» **What you will do**: Transcribe the full listing below exactly.

» **Data for this task**:
start

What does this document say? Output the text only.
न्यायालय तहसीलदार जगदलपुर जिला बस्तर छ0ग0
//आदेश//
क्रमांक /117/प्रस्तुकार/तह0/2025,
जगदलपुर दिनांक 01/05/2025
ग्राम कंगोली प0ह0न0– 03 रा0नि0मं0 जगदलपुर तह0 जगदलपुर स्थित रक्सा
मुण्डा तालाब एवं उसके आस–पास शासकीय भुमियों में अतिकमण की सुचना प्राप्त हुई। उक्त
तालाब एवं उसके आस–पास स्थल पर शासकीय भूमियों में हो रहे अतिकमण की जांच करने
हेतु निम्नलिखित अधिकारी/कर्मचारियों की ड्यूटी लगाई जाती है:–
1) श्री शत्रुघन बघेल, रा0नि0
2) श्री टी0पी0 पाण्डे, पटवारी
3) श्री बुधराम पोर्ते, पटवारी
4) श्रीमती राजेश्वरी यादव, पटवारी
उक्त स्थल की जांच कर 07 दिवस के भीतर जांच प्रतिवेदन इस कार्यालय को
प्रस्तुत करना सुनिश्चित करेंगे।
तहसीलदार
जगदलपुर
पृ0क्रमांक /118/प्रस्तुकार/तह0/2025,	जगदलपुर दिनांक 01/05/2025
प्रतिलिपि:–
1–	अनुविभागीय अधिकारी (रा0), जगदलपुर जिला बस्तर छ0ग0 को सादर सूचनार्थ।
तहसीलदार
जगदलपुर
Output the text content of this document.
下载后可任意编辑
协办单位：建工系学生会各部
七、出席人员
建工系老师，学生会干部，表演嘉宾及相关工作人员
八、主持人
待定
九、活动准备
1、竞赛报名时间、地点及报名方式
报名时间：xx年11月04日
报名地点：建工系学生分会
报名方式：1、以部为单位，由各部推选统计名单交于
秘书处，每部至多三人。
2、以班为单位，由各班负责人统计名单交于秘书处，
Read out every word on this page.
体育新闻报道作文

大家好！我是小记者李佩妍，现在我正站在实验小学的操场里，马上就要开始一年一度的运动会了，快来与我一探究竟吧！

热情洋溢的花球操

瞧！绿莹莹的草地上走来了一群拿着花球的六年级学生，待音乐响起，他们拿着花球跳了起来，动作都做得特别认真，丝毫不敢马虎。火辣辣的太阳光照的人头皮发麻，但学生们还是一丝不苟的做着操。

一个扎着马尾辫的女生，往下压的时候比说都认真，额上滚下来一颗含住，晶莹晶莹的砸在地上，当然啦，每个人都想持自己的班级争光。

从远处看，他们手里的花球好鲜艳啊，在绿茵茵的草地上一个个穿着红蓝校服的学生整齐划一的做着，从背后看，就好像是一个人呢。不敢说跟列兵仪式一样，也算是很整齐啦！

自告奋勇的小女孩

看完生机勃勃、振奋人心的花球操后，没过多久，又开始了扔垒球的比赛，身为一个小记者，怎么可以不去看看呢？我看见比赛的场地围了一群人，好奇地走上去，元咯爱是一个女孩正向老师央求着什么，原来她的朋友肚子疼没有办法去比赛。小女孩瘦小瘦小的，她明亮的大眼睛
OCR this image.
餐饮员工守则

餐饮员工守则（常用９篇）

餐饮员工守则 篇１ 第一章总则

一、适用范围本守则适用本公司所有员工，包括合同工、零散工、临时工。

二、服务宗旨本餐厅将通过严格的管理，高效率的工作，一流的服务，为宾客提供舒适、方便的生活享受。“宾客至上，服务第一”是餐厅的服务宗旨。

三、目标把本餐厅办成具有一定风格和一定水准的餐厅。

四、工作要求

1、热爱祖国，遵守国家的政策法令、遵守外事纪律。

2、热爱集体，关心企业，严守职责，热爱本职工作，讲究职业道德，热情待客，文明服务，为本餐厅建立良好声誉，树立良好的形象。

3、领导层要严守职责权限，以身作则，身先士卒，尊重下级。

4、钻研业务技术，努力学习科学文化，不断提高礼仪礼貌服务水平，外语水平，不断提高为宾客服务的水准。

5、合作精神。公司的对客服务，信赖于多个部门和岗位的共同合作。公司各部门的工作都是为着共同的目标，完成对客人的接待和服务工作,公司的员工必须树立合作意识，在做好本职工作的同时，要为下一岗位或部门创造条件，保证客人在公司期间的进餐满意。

end

» **Task response**:
What does this document say? Output the text only.
न्यायालय तहसीलदार जगदलपुर जिला बस्तर छ0ग0
//आदेश//
क्रमांक /117/प्रस्तुकार/तह0/2025,
जगदलपुर दिनांक 01/05/2025
ग्राम कंगोली प0ह0न0– 03 रा0नि0मं0 जगदलपुर तह0 जगदलपुर स्थित रक्सा
मुण्डा तालाब एवं उसके आस–पास शासकीय भुमियों में अतिकमण की सुचना प्राप्त हुई। उक्त
तालाब एवं उसके आस–पास स्थल पर शासकीय भूमियों में हो रहे अतिकमण की जांच करने
हेतु निम्नलिखित अधिकारी/कर्मचारियों की ड्यूटी लगाई जाती है:–
1) श्री शत्रुघन बघेल, रा0नि0
2) श्री टी0पी0 पाण्डे, पटवारी
3) श्री बुधराम पोर्ते, पटवारी
4) श्रीमती राजेश्वरी यादव, पटवारी
उक्त स्थल की जांच कर 07 दिवस के भीतर जांच प्रतिवेदन इस कार्यालय को
प्रस्तुत करना सुनिश्चित करेंगे।
तहसीलदार
जगदलपुर
पृ0क्रमांक /118/प्रस्तुकार/तह0/2025,	जगदलपुर दिनांक 01/05/2025
प्रतिलिपि:–
1–	अनुविभागीय अधिकारी (रा0), जगदलपुर जिला बस्तर छ0ग0 को सादर सूचनार्थ।
तहसीलदार
जगदलपुर
Output the text content of this document.
下载后可任意编辑
协办单位：建工系学生会各部
七、出席人员
建工系老师，学生会干部，表演嘉宾及相关工作人员
八、主持人
待定
九、活动准备
1、竞赛报名时间、地点及报名方式
报名时间：xx年11月04日
报名地点：建工系学生分会
报名方式：1、以部为单位，由各部推选统计名单交于
秘书处，每部至多三人。
2、以班为单位，由各班负责人统计名单交于秘书处，
Read out every word on this page.
体育新闻报道作文

大家好！我是小记者李佩妍，现在我正站在实验小学的操场里，马上就要开始一年一度的运动会了，快来与我一探究竟吧！

热情洋溢的花球操

瞧！绿莹莹的草地上走来了一群拿着花球的六年级学生，待音乐响起，他们拿着花球跳了起来，动作都做得特别认真，丝毫不敢马虎。火辣辣的太阳光照的人头皮发麻，但学生们还是一丝不苟的做着操。

一个扎着马尾辫的女生，往下压的时候比说都认真，额上滚下来一颗含住，晶莹晶莹的砸在地上，当然啦，每个人都想持自己的班级争光。

从远处看，他们手里的花球好鲜艳啊，在绿茵茵的草地上一个个穿着红蓝校服的学生整齐划一的做着，从背后看，就好像是一个人呢。不敢说跟列兵仪式一样，也算是很整齐啦！

自告奋勇的小女孩

看完生机勃勃、振奋人心的花球操后，没过多久，又开始了扔垒球的比赛，身为一个小记者，怎么可以不去看看呢？我看见比赛的场地围了一群人，好奇地走上去，元咯爱是一个女孩正向老师央求着什么，原来她的朋友肚子疼没有办法去比赛。小女孩瘦小瘦小的，她明亮的大眼睛
OCR this image.
餐饮员工守则

餐饮员工守则（常用９篇）

餐饮员工守则 篇１ 第一章总则

一、适用范围本守则适用本公司所有员工，包括合同工、零散工、临时工。

二、服务宗旨本餐厅将通过严格的管理，高效率的工作，一流的服务，为宾客提供舒适、方便的生活享受。“宾客至上，服务第一”是餐厅的服务宗旨。

三、目标把本餐厅办成具有一定风格和一定水准的餐厅。

四、工作要求

1、热爱祖国，遵守国家的政策法令、遵守外事纪律。

2、热爱集体，关心企业，严守职责，热爱本职工作，讲究职业道德，热情待客，文明服务，为本餐厅建立良好声誉，树立良好的形象。

3、领导层要严守职责权限，以身作则，身先士卒，尊重下级。

4、钻研业务技术，努力学习科学文化，不断提高礼仪礼貌服务水平，外语水平，不断提高为宾客服务的水准。

5、合作精神。公司的对客服务，信赖于多个部门和岗位的共同合作。公司各部门的工作都是为着共同的目标，完成对客人的接待和服务工作,公司的员工必须树立合作意识，在做好本职工作的同时，要为下一岗位或部门创造条件，保证客人在公司期间的进餐满意。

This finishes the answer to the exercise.